**Records shown:**
....

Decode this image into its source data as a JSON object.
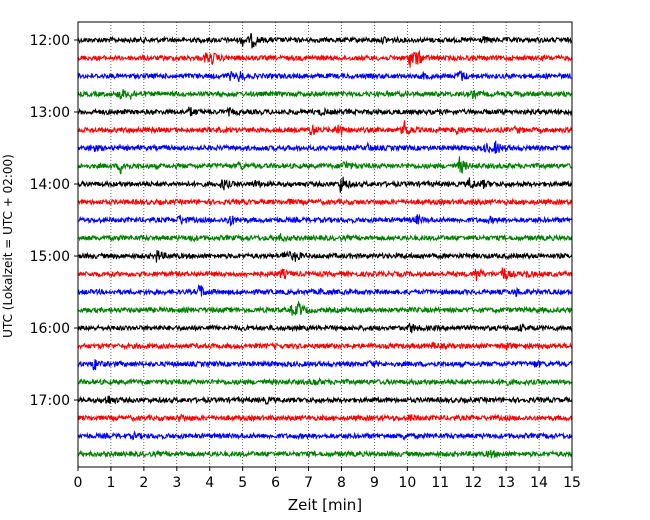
{
  "chart_data": {
    "type": "line",
    "title": "",
    "xlabel": "Zeit  [min]",
    "ylabel": "UTC (Lokalzeit = UTC + 02:00)",
    "xlim": [
      0,
      15
    ],
    "x_ticks": [
      0,
      1,
      2,
      3,
      4,
      5,
      6,
      7,
      8,
      9,
      10,
      11,
      12,
      13,
      14,
      15
    ],
    "y_tick_labels": [
      "12:00",
      "13:00",
      "14:00",
      "15:00",
      "16:00",
      "17:00"
    ],
    "grid": "vertical dotted lines at each minute",
    "trace_interval_minutes": 15,
    "colors": [
      "#000000",
      "#ff0000",
      "#0000ff",
      "#008000"
    ],
    "series": [
      {
        "start": "12:00",
        "color": "#000000",
        "events": [
          [
            5.0,
            0.5
          ],
          [
            5.3,
            0.7
          ],
          [
            9.3,
            0.25
          ],
          [
            12.3,
            0.25
          ]
        ]
      },
      {
        "start": "12:15",
        "color": "#ff0000",
        "events": [
          [
            3.9,
            0.5
          ],
          [
            4.1,
            0.4
          ],
          [
            10.1,
            1.0
          ],
          [
            10.3,
            0.6
          ]
        ]
      },
      {
        "start": "12:30",
        "color": "#0000ff",
        "events": [
          [
            4.9,
            0.5
          ],
          [
            4.6,
            0.35
          ],
          [
            11.6,
            0.6
          ],
          [
            10.5,
            0.25
          ]
        ]
      },
      {
        "start": "12:45",
        "color": "#008000",
        "events": [
          [
            1.3,
            0.6
          ],
          [
            1.6,
            0.4
          ],
          [
            12.0,
            0.3
          ]
        ]
      },
      {
        "start": "13:00",
        "color": "#000000",
        "events": [
          [
            3.4,
            0.45
          ],
          [
            7.4,
            0.25
          ],
          [
            4.6,
            0.25
          ]
        ]
      },
      {
        "start": "13:15",
        "color": "#ff0000",
        "events": [
          [
            7.1,
            0.6
          ],
          [
            7.9,
            0.8
          ],
          [
            9.9,
            1.0
          ],
          [
            11.5,
            0.35
          ],
          [
            13.3,
            0.3
          ]
        ]
      },
      {
        "start": "13:30",
        "color": "#0000ff",
        "events": [
          [
            0.4,
            0.4
          ],
          [
            12.7,
            0.6
          ],
          [
            12.4,
            0.4
          ],
          [
            8.8,
            0.3
          ]
        ]
      },
      {
        "start": "13:45",
        "color": "#008000",
        "events": [
          [
            1.3,
            0.7
          ],
          [
            4.9,
            0.35
          ],
          [
            8.1,
            0.5
          ],
          [
            11.6,
            0.9
          ]
        ]
      },
      {
        "start": "14:00",
        "color": "#000000",
        "events": [
          [
            4.4,
            0.6
          ],
          [
            5.4,
            0.3
          ],
          [
            8.0,
            1.0
          ],
          [
            11.9,
            0.6
          ],
          [
            12.3,
            0.3
          ]
        ]
      },
      {
        "start": "14:15",
        "color": "#ff0000",
        "events": [
          [
            6.4,
            0.15
          ],
          [
            12.0,
            0.15
          ]
        ]
      },
      {
        "start": "14:30",
        "color": "#0000ff",
        "events": [
          [
            3.1,
            0.5
          ],
          [
            4.6,
            0.6
          ],
          [
            10.3,
            0.4
          ],
          [
            12.5,
            0.2
          ]
        ]
      },
      {
        "start": "14:45",
        "color": "#008000",
        "events": [
          [
            6.1,
            0.4
          ],
          [
            3.4,
            0.2
          ]
        ]
      },
      {
        "start": "15:00",
        "color": "#000000",
        "events": [
          [
            2.4,
            0.6
          ],
          [
            6.3,
            0.7
          ],
          [
            6.6,
            0.4
          ]
        ]
      },
      {
        "start": "15:15",
        "color": "#ff0000",
        "events": [
          [
            6.2,
            0.45
          ],
          [
            12.1,
            0.7
          ],
          [
            12.9,
            0.8
          ],
          [
            13.6,
            0.3
          ]
        ]
      },
      {
        "start": "15:30",
        "color": "#0000ff",
        "events": [
          [
            3.7,
            0.7
          ],
          [
            7.4,
            0.25
          ],
          [
            13.3,
            0.3
          ]
        ]
      },
      {
        "start": "15:45",
        "color": "#008000",
        "events": [
          [
            6.7,
            0.7
          ],
          [
            6.5,
            0.4
          ]
        ]
      },
      {
        "start": "16:00",
        "color": "#000000",
        "events": [
          [
            10.1,
            0.5
          ],
          [
            13.4,
            0.25
          ]
        ]
      },
      {
        "start": "16:15",
        "color": "#ff0000",
        "events": [
          [
            10.8,
            0.25
          ],
          [
            13.0,
            0.3
          ]
        ]
      },
      {
        "start": "16:30",
        "color": "#0000ff",
        "events": [
          [
            0.5,
            0.6
          ],
          [
            8.9,
            0.3
          ],
          [
            13.9,
            0.25
          ]
        ]
      },
      {
        "start": "16:45",
        "color": "#008000",
        "events": [
          [
            7.2,
            0.3
          ],
          [
            12.9,
            0.4
          ]
        ]
      },
      {
        "start": "17:00",
        "color": "#000000",
        "events": [
          [
            0.9,
            0.5
          ],
          [
            5.7,
            0.25
          ]
        ]
      },
      {
        "start": "17:15",
        "color": "#ff0000",
        "events": [
          [
            10.1,
            0.3
          ],
          [
            3.1,
            0.25
          ]
        ]
      },
      {
        "start": "17:30",
        "color": "#0000ff",
        "events": [
          [
            1.7,
            0.2
          ],
          [
            9.9,
            0.2
          ]
        ]
      },
      {
        "start": "17:45",
        "color": "#008000",
        "events": [
          [
            12.5,
            0.35
          ]
        ]
      }
    ]
  }
}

....

Transcribe the entries above verbatim, omitting their pictures.

**Output:**
Decode this image into its source data as a JSON object.
{
  "chart_data": {
    "type": "line",
    "title": "",
    "xlabel": "Zeit  [min]",
    "ylabel": "UTC (Lokalzeit = UTC + 02:00)",
    "xlim": [
      0,
      15
    ],
    "x_ticks": [
      0,
      1,
      2,
      3,
      4,
      5,
      6,
      7,
      8,
      9,
      10,
      11,
      12,
      13,
      14,
      15
    ],
    "y_tick_labels": [
      "12:00",
      "13:00",
      "14:00",
      "15:00",
      "16:00",
      "17:00"
    ],
    "grid": "vertical dotted lines at each minute",
    "trace_interval_minutes": 15,
    "colors": [
      "#000000",
      "#ff0000",
      "#0000ff",
      "#008000"
    ],
    "series": [
      {
        "start": "12:00",
        "color": "#000000",
        "events": [
          [
            5.0,
            0.5
          ],
          [
            5.3,
            0.7
          ],
          [
            9.3,
            0.25
          ],
          [
            12.3,
            0.25
          ]
        ]
      },
      {
        "start": "12:15",
        "color": "#ff0000",
        "events": [
          [
            3.9,
            0.5
          ],
          [
            4.1,
            0.4
          ],
          [
            10.1,
            1.0
          ],
          [
            10.3,
            0.6
          ]
        ]
      },
      {
        "start": "12:30",
        "color": "#0000ff",
        "events": [
          [
            4.9,
            0.5
          ],
          [
            4.6,
            0.35
          ],
          [
            11.6,
            0.6
          ],
          [
            10.5,
            0.25
          ]
        ]
      },
      {
        "start": "12:45",
        "color": "#008000",
        "events": [
          [
            1.3,
            0.6
          ],
          [
            1.6,
            0.4
          ],
          [
            12.0,
            0.3
          ]
        ]
      },
      {
        "start": "13:00",
        "color": "#000000",
        "events": [
          [
            3.4,
            0.45
          ],
          [
            7.4,
            0.25
          ],
          [
            4.6,
            0.25
          ]
        ]
      },
      {
        "start": "13:15",
        "color": "#ff0000",
        "events": [
          [
            7.1,
            0.6
          ],
          [
            7.9,
            0.8
          ],
          [
            9.9,
            1.0
          ],
          [
            11.5,
            0.35
          ],
          [
            13.3,
            0.3
          ]
        ]
      },
      {
        "start": "13:30",
        "color": "#0000ff",
        "events": [
          [
            0.4,
            0.4
          ],
          [
            12.7,
            0.6
          ],
          [
            12.4,
            0.4
          ],
          [
            8.8,
            0.3
          ]
        ]
      },
      {
        "start": "13:45",
        "color": "#008000",
        "events": [
          [
            1.3,
            0.7
          ],
          [
            4.9,
            0.35
          ],
          [
            8.1,
            0.5
          ],
          [
            11.6,
            0.9
          ]
        ]
      },
      {
        "start": "14:00",
        "color": "#000000",
        "events": [
          [
            4.4,
            0.6
          ],
          [
            5.4,
            0.3
          ],
          [
            8.0,
            1.0
          ],
          [
            11.9,
            0.6
          ],
          [
            12.3,
            0.3
          ]
        ]
      },
      {
        "start": "14:15",
        "color": "#ff0000",
        "events": [
          [
            6.4,
            0.15
          ],
          [
            12.0,
            0.15
          ]
        ]
      },
      {
        "start": "14:30",
        "color": "#0000ff",
        "events": [
          [
            3.1,
            0.5
          ],
          [
            4.6,
            0.6
          ],
          [
            10.3,
            0.4
          ],
          [
            12.5,
            0.2
          ]
        ]
      },
      {
        "start": "14:45",
        "color": "#008000",
        "events": [
          [
            6.1,
            0.4
          ],
          [
            3.4,
            0.2
          ]
        ]
      },
      {
        "start": "15:00",
        "color": "#000000",
        "events": [
          [
            2.4,
            0.6
          ],
          [
            6.3,
            0.7
          ],
          [
            6.6,
            0.4
          ]
        ]
      },
      {
        "start": "15:15",
        "color": "#ff0000",
        "events": [
          [
            6.2,
            0.45
          ],
          [
            12.1,
            0.7
          ],
          [
            12.9,
            0.8
          ],
          [
            13.6,
            0.3
          ]
        ]
      },
      {
        "start": "15:30",
        "color": "#0000ff",
        "events": [
          [
            3.7,
            0.7
          ],
          [
            7.4,
            0.25
          ],
          [
            13.3,
            0.3
          ]
        ]
      },
      {
        "start": "15:45",
        "color": "#008000",
        "events": [
          [
            6.7,
            0.7
          ],
          [
            6.5,
            0.4
          ]
        ]
      },
      {
        "start": "16:00",
        "color": "#000000",
        "events": [
          [
            10.1,
            0.5
          ],
          [
            13.4,
            0.25
          ]
        ]
      },
      {
        "start": "16:15",
        "color": "#ff0000",
        "events": [
          [
            10.8,
            0.25
          ],
          [
            13.0,
            0.3
          ]
        ]
      },
      {
        "start": "16:30",
        "color": "#0000ff",
        "events": [
          [
            0.5,
            0.6
          ],
          [
            8.9,
            0.3
          ],
          [
            13.9,
            0.25
          ]
        ]
      },
      {
        "start": "16:45",
        "color": "#008000",
        "events": [
          [
            7.2,
            0.3
          ],
          [
            12.9,
            0.4
          ]
        ]
      },
      {
        "start": "17:00",
        "color": "#000000",
        "events": [
          [
            0.9,
            0.5
          ],
          [
            5.7,
            0.25
          ]
        ]
      },
      {
        "start": "17:15",
        "color": "#ff0000",
        "events": [
          [
            10.1,
            0.3
          ],
          [
            3.1,
            0.25
          ]
        ]
      },
      {
        "start": "17:30",
        "color": "#0000ff",
        "events": [
          [
            1.7,
            0.2
          ],
          [
            9.9,
            0.2
          ]
        ]
      },
      {
        "start": "17:45",
        "color": "#008000",
        "events": [
          [
            12.5,
            0.35
          ]
        ]
      }
    ]
  }
}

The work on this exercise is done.